*GIVEN TEXT*:
****

Those ladies right behind there, they haven't stopped talking the whole game. They have some conversation going on. There must be a sale tomorrow going on here or something....Their husbands are going "man, don't bring your wife next time."

I was just thinking, those women, there's a new series Real Housewives of D.C. that just came out. Maybe they're filming an episode?

Both of those quotes are by Nationals announcer Rob Dibble and transcribed by Dan Steinberg at D.C Sports Bog. I went back and forth on if I really wanted to write this. For one thing, it has nothing to do with the Orioles. For another, Steinberg already covered the issue accurately and with the appropriate amount of snark. And as Mike Prada wrote on SB Nation D.C., talking about Rob Dibble is exactly what Rob Dibble wants. Ultimately, though, I couldn't ignore it. The fact is that this is my life. I am a woman who is a baseball fan. No, wait. I'm more than that. I am a woman who is a baseball writer. I'm a woman who is a baseball writer who runs the best and most successful Orioles blog on the internet. I am recognized by both local and out-of-town sports media as a knowledgeable source on the Baltimore Orioles.

I am a woman who, if seated behind home plate at a Nationals game, would get circled by Rob Dibble and called out for gossiping about an upcoming sale while the men were trying to watch baseball.

This is certainly not the first time that I've wondered why Rob Dibble has a job. From what I can gather it is because he used to be good at throwing a baseball. That seems to be an irresponsible reason to allow someone to represent a team or television network, but it happens in broadcast booths everywhere, so I have learned to live with it. But this is the first time I've heard Rob Dibble say something that is not only stupid, but also offensive and potentially alienating to an entire demographic, one that I'd imagine the Washington Nationals might be interested in wooing to their young, attendance-challenged team. The Nats have actually done a very good job reaching out to a number of groups that might normally not feel welcome in the sports world, which makes it even more of a shame that Rob Dibble would say something that might indicate to female viewers that the baseball world is just another place they don't belong.

I am obviously a woman who is confident in my knowledge of baseball. If I wasn't, I wouldn't be writing this right now. But I wasn't always that way. I read Camden Chat for a year before I posted one comment. I learned a lot and often thought about participating, but held back because I didn't want to say anything that would make me look like a stupid girl. It's silly, really, especially because you can talk to anyone who has known me for a long time and discover there was never a time when I wasn't crazy about baseball and the Orioles. But I saw the confident way the guys voiced their opinions, how they were quick to disagree with each other, and I worried I wouldn't be able to keep up. In retrospect, of course I could have kept up. But I'd never really talked baseball with anyone other than my family and few friends who cared enough to listen to me. Everything I'd ever seen or heard about baseball in any type of media was presented by men. I never saw anything from SC or the community members here that would lead me to believe it would be any kind of issue, but there is always that fear of that one person, the Rob Dibble of the group, casting judgement and making assumptions based on my gender. And that fear kept me quiet.

****

[Raw records]
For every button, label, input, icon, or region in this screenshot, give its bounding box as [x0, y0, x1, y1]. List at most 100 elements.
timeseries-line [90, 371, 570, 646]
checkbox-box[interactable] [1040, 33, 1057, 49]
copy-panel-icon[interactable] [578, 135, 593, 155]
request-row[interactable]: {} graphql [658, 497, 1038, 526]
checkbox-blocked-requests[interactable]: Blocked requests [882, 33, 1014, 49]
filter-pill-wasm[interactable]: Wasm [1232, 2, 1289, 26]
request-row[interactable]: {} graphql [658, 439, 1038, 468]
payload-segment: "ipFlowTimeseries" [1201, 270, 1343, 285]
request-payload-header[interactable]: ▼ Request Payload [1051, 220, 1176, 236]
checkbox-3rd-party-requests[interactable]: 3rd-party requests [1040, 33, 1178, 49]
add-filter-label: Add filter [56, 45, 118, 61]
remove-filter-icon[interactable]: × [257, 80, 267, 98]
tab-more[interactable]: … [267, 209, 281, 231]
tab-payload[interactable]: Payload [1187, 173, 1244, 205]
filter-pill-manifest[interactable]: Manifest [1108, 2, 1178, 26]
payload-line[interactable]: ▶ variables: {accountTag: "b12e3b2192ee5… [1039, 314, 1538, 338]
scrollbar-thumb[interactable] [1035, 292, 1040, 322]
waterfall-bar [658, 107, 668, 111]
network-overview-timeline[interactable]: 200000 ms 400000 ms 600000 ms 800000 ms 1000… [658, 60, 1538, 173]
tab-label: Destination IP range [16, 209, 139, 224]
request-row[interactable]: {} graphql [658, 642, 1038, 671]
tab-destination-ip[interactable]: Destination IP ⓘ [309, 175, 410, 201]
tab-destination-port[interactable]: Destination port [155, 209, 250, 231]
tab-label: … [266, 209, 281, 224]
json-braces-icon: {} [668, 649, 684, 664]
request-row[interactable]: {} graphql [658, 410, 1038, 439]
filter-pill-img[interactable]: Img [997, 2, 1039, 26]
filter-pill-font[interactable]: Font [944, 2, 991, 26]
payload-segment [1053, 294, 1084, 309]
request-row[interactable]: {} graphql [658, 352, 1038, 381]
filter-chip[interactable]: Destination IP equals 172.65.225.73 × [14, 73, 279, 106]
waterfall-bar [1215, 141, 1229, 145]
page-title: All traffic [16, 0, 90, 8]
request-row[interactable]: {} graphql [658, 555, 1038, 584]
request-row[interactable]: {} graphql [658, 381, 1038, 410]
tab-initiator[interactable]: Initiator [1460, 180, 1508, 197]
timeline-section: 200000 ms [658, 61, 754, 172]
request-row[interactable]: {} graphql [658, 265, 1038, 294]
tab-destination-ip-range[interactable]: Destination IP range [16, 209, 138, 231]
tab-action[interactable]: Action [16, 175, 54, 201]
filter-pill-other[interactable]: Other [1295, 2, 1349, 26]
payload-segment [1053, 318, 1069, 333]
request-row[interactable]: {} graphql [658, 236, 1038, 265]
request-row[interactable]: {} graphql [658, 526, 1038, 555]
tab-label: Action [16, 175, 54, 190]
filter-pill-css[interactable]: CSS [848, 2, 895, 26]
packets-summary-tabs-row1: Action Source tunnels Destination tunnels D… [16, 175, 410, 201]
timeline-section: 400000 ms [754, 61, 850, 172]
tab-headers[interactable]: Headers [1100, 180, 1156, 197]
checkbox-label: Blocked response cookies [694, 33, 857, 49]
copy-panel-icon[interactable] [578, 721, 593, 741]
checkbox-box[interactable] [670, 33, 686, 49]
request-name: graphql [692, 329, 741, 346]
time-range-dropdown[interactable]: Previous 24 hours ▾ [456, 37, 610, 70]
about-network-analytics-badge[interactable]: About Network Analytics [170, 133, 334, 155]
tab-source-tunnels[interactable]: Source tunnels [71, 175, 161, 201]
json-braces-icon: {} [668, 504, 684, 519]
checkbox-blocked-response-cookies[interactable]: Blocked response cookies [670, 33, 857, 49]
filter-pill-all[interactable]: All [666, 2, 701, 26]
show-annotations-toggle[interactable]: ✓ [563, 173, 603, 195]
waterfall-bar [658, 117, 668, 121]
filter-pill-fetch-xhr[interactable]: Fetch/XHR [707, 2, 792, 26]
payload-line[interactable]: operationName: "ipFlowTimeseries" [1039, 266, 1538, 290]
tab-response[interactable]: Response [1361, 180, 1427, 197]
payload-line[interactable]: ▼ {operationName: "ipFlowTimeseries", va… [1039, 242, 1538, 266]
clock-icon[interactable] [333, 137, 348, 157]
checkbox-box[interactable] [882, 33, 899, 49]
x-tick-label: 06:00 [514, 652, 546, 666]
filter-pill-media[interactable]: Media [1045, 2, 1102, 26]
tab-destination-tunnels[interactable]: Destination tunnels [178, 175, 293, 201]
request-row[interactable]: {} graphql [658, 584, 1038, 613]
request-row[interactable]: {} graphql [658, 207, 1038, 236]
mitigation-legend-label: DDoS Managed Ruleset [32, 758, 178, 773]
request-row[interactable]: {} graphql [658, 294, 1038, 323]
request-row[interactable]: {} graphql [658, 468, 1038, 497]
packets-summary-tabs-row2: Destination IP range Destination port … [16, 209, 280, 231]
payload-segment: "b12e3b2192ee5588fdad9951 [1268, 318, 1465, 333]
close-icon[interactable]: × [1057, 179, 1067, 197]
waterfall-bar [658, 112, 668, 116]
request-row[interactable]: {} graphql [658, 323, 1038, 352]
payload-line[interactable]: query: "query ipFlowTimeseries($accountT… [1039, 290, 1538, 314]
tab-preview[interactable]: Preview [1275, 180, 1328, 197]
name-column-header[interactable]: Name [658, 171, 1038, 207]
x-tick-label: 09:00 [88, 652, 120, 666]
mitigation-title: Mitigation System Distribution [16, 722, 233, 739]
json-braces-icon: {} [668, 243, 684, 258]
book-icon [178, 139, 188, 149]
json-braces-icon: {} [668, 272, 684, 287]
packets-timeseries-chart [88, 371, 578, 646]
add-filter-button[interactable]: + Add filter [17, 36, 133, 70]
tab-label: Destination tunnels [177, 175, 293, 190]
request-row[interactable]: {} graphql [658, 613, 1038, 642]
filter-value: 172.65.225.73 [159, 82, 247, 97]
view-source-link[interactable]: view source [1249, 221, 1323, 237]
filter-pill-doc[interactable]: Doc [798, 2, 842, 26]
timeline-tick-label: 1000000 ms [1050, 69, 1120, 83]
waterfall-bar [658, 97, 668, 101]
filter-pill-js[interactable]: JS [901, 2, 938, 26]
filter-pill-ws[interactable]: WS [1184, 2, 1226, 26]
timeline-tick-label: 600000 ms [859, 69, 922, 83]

****

*PROMPT 1*:
Switch "baseball writer" to "sportswriter" in the Rob Dibble piece, and give everything from "Both of those" down to "the Baltimore Orioles.".
*PROMPT 2*:
According to the Rob Dibble piece, how long did the writer read Camden Chat before posting a first comment?
Rely only on the Rob Dibble piece here, not on the listing.

*RESULT 1*:
Both of those quotes are by Nationals announcer Rob Dibble and transcribed by Dan Steinberg at D.C Sports Bog. I went back and forth on if I really wanted to write this. For one thing, it has nothing to do with the Orioles. For another, Steinberg already covered the issue accurately and with the appropriate amount of snark. And as Mike Prada wrote on SB Nation D.C., talking about Rob Dibble is exactly what Rob Dibble wants. Ultimately, though, I couldn't ignore it. The fact is that this is my life. I am a woman who is a baseball fan. No, wait. I'm more than that. I am a woman who is a sportswriter. I'm a woman who is a sportswriter who runs the best and most successful Orioles blog on the internet. I am recognized by both local and out-of-town sports media as a knowledgeable source on the Baltimore Orioles.

*RESULT 2*:
A year.